Task directions :: Without the pictures, can you quote each line below exactly?

Data entries
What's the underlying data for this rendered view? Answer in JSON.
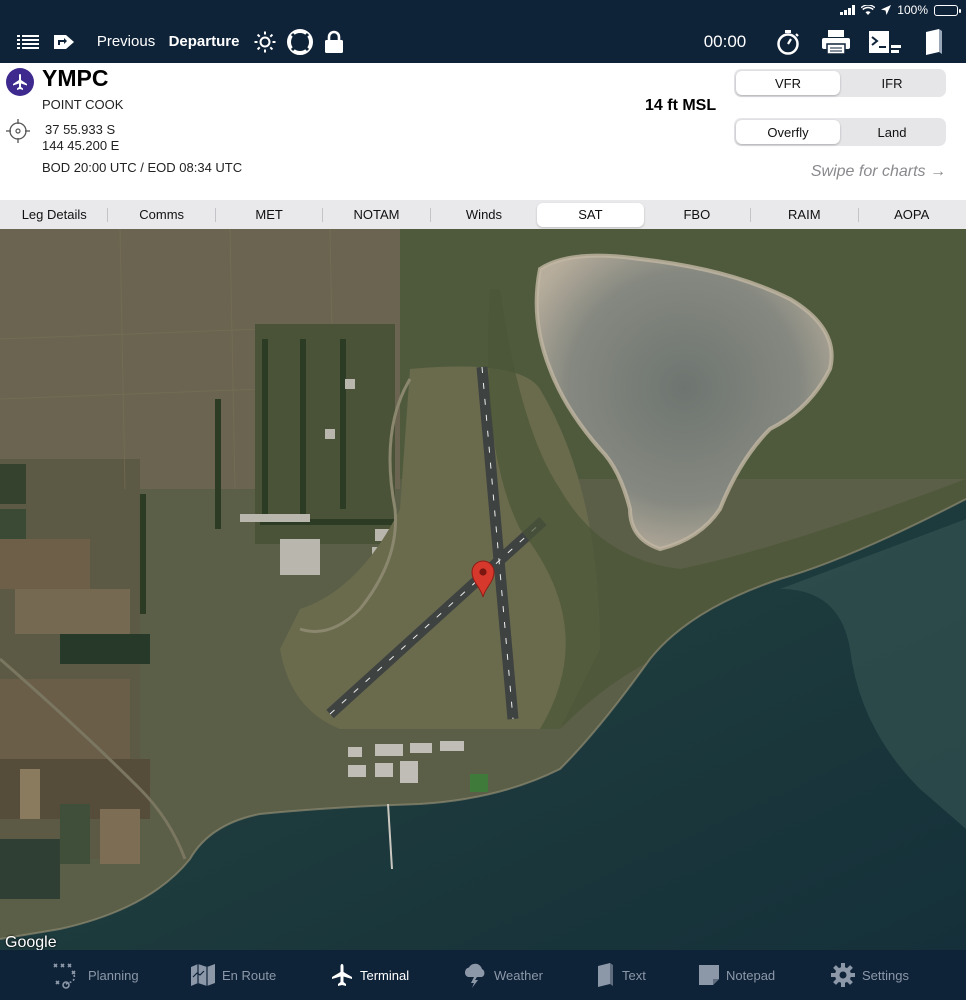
{
  "status": {
    "battery_percent": "100%",
    "battery_level": 1.0
  },
  "topnav": {
    "previous_label": "Previous",
    "departure_label": "Departure",
    "timer": "00:00",
    "icons": [
      "list-icon",
      "route-direction-icon",
      "brightness-icon",
      "lifebuoy-icon",
      "lock-icon",
      "stopwatch-icon",
      "printer-icon",
      "chart-clip-icon",
      "document-icon"
    ]
  },
  "airport": {
    "code": "YMPC",
    "name": "POINT COOK",
    "latitude": "37 55.933 S",
    "longitude": "144 45.200 E",
    "daylight": "BOD 20:00 UTC / EOD 08:34 UTC",
    "elevation": "14 ft MSL",
    "flight_rules": {
      "options": [
        "VFR",
        "IFR"
      ],
      "selected": "VFR"
    },
    "approach": {
      "options": [
        "Overfly",
        "Land"
      ],
      "selected": "Overfly"
    },
    "swipe_hint": "Swipe for charts →"
  },
  "tabs": {
    "items": [
      "Leg Details",
      "Comms",
      "MET",
      "NOTAM",
      "Winds",
      "SAT",
      "FBO",
      "RAIM",
      "AOPA"
    ],
    "selected": "SAT"
  },
  "map": {
    "attribution": "Google",
    "marker_icon": "map-pin-icon"
  },
  "bottom_nav": {
    "items": [
      {
        "label": "Planning",
        "icon": "planning-icon"
      },
      {
        "label": "En Route",
        "icon": "map-folded-icon"
      },
      {
        "label": "Terminal",
        "icon": "airplane-icon"
      },
      {
        "label": "Weather",
        "icon": "cloud-lightning-icon"
      },
      {
        "label": "Text",
        "icon": "document-icon"
      },
      {
        "label": "Notepad",
        "icon": "notepad-icon"
      },
      {
        "label": "Settings",
        "icon": "gear-icon"
      }
    ],
    "selected": "Terminal"
  },
  "colors": {
    "nav_background": "#0e2238",
    "accent_airport": "#3e2a8e",
    "marker": "#d7382c"
  }
}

Finished answer ::
What's the underlying data for this rendered view? Answer in JSON.
{
  "status": {
    "battery_percent": "100%",
    "battery_level": 1.0
  },
  "topnav": {
    "previous_label": "Previous",
    "departure_label": "Departure",
    "timer": "00:00",
    "icons": [
      "list-icon",
      "route-direction-icon",
      "brightness-icon",
      "lifebuoy-icon",
      "lock-icon",
      "stopwatch-icon",
      "printer-icon",
      "chart-clip-icon",
      "document-icon"
    ]
  },
  "airport": {
    "code": "YMPC",
    "name": "POINT COOK",
    "latitude": "37 55.933 S",
    "longitude": "144 45.200 E",
    "daylight": "BOD 20:00 UTC / EOD 08:34 UTC",
    "elevation": "14 ft MSL",
    "flight_rules": {
      "options": [
        "VFR",
        "IFR"
      ],
      "selected": "VFR"
    },
    "approach": {
      "options": [
        "Overfly",
        "Land"
      ],
      "selected": "Overfly"
    },
    "swipe_hint": "Swipe for charts →"
  },
  "tabs": {
    "items": [
      "Leg Details",
      "Comms",
      "MET",
      "NOTAM",
      "Winds",
      "SAT",
      "FBO",
      "RAIM",
      "AOPA"
    ],
    "selected": "SAT"
  },
  "map": {
    "attribution": "Google",
    "marker_icon": "map-pin-icon"
  },
  "bottom_nav": {
    "items": [
      {
        "label": "Planning",
        "icon": "planning-icon"
      },
      {
        "label": "En Route",
        "icon": "map-folded-icon"
      },
      {
        "label": "Terminal",
        "icon": "airplane-icon"
      },
      {
        "label": "Weather",
        "icon": "cloud-lightning-icon"
      },
      {
        "label": "Text",
        "icon": "document-icon"
      },
      {
        "label": "Notepad",
        "icon": "notepad-icon"
      },
      {
        "label": "Settings",
        "icon": "gear-icon"
      }
    ],
    "selected": "Terminal"
  },
  "colors": {
    "nav_background": "#0e2238",
    "accent_airport": "#3e2a8e",
    "marker": "#d7382c"
  }
}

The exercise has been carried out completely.